**Do this**
Scan the listing and work out how many lines contain the word "Events". Nothing but the number should be given.

**Material shown**
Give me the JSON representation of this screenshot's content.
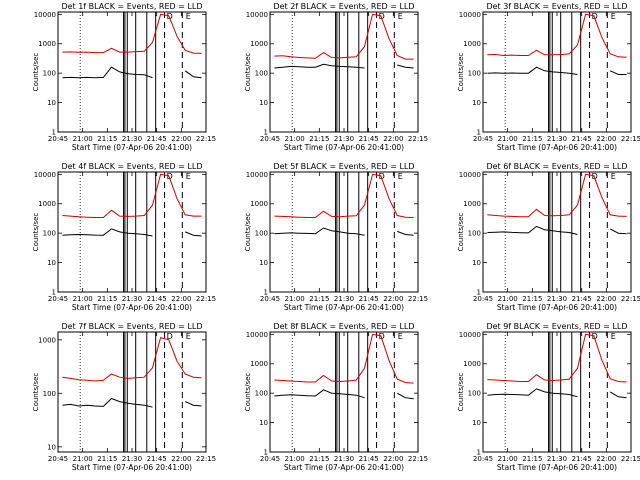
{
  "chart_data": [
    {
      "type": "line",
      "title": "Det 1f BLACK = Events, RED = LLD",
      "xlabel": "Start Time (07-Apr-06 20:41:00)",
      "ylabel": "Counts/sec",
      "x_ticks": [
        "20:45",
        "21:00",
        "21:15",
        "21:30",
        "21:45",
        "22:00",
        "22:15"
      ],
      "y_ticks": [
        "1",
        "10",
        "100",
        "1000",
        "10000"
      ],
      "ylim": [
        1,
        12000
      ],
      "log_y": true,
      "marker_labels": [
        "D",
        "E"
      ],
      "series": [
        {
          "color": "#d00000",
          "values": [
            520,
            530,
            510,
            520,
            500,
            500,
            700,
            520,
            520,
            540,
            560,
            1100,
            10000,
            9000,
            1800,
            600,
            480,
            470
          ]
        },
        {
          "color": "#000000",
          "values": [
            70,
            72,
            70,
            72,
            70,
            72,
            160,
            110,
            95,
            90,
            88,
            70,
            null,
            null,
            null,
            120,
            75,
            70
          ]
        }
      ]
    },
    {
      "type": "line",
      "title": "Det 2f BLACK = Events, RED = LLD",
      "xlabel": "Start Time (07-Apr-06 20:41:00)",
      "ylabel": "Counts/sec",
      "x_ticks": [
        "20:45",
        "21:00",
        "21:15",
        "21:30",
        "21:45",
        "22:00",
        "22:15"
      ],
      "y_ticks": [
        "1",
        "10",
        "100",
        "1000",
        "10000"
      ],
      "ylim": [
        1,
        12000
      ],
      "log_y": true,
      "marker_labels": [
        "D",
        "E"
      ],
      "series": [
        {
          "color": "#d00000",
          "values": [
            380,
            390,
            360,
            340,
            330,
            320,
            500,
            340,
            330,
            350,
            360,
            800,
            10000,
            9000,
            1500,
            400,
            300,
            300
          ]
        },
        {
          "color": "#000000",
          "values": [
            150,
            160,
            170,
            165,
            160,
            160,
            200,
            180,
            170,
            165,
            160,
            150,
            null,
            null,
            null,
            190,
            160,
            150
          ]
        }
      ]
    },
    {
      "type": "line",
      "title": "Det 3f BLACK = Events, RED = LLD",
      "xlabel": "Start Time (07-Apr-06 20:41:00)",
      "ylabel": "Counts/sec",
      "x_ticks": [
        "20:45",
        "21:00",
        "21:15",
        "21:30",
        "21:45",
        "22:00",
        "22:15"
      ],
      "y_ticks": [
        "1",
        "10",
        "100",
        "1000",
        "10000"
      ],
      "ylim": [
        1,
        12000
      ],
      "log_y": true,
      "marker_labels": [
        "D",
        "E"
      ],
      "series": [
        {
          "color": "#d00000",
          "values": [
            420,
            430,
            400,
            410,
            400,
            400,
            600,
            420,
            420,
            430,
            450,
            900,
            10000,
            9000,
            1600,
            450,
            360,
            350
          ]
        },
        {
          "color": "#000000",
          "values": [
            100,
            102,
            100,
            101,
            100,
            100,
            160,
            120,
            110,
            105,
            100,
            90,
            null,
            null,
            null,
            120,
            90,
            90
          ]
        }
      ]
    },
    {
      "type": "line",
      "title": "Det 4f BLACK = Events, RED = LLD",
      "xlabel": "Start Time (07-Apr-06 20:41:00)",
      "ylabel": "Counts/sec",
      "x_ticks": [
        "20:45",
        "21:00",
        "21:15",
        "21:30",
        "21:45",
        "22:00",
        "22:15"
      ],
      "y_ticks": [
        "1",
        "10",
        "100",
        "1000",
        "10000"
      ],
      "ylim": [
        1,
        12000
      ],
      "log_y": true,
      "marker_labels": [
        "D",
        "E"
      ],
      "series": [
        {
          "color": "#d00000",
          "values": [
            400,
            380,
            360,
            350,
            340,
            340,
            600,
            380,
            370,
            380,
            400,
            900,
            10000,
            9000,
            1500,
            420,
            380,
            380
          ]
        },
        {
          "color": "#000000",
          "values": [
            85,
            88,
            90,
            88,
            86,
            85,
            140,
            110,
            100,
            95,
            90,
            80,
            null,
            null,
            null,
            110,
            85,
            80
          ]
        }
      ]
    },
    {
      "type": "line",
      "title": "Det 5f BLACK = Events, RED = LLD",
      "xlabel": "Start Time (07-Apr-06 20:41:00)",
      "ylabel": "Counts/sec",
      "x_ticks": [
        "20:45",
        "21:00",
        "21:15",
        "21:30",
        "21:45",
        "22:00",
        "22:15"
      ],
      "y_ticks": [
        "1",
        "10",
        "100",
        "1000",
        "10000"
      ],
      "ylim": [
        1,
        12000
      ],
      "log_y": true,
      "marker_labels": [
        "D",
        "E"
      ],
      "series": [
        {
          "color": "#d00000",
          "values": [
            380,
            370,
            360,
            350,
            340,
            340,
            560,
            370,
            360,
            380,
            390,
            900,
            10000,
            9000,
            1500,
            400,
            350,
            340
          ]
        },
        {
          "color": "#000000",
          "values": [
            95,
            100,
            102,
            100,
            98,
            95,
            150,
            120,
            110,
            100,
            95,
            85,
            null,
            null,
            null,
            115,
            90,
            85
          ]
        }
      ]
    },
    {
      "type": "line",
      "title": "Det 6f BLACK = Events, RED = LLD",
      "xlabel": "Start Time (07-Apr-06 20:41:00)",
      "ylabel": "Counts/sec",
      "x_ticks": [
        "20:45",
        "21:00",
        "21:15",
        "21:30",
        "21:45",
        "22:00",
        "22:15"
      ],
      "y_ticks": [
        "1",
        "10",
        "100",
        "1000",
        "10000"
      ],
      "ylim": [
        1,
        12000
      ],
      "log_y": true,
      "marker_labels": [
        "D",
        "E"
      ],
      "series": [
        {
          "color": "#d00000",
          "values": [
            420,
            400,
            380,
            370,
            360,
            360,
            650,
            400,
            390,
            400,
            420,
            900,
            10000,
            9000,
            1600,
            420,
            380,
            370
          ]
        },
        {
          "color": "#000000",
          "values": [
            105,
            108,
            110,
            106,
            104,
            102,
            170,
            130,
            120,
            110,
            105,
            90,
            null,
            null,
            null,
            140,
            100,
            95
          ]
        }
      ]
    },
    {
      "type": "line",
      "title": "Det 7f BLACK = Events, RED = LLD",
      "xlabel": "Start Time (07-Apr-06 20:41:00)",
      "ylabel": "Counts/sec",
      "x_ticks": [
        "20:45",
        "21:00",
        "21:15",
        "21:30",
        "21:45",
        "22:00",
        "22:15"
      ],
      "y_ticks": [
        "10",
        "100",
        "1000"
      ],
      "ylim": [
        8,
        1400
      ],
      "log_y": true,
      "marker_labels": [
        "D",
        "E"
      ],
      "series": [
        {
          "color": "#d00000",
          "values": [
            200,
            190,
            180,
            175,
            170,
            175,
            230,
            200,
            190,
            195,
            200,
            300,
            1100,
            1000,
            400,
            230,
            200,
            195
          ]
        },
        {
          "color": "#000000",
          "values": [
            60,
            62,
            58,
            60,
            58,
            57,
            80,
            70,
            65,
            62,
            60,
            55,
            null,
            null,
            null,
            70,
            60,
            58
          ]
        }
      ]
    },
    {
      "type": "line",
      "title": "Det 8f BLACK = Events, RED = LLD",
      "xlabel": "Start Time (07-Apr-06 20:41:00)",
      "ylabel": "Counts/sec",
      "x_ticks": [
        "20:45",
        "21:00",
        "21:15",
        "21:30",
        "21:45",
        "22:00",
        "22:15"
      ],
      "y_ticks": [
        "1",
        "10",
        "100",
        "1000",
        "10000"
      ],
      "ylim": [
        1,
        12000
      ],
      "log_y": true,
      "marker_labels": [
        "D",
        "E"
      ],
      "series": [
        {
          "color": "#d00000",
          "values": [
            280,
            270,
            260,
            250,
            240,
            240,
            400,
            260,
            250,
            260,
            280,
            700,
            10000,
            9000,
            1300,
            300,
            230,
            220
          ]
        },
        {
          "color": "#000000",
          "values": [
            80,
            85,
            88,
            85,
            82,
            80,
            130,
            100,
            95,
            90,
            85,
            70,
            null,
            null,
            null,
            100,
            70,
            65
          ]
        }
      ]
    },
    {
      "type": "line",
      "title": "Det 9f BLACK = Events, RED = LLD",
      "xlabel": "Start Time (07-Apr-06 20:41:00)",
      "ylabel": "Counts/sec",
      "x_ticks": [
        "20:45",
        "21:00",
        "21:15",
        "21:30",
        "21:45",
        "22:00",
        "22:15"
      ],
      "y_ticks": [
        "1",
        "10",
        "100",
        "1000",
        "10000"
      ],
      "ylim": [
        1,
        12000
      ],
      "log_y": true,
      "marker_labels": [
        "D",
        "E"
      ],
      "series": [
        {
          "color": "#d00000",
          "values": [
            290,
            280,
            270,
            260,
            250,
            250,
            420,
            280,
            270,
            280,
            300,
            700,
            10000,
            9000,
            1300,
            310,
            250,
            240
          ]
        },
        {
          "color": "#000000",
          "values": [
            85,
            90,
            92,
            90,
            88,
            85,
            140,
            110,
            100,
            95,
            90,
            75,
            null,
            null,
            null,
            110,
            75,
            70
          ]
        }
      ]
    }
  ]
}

**Result for this exercise**
9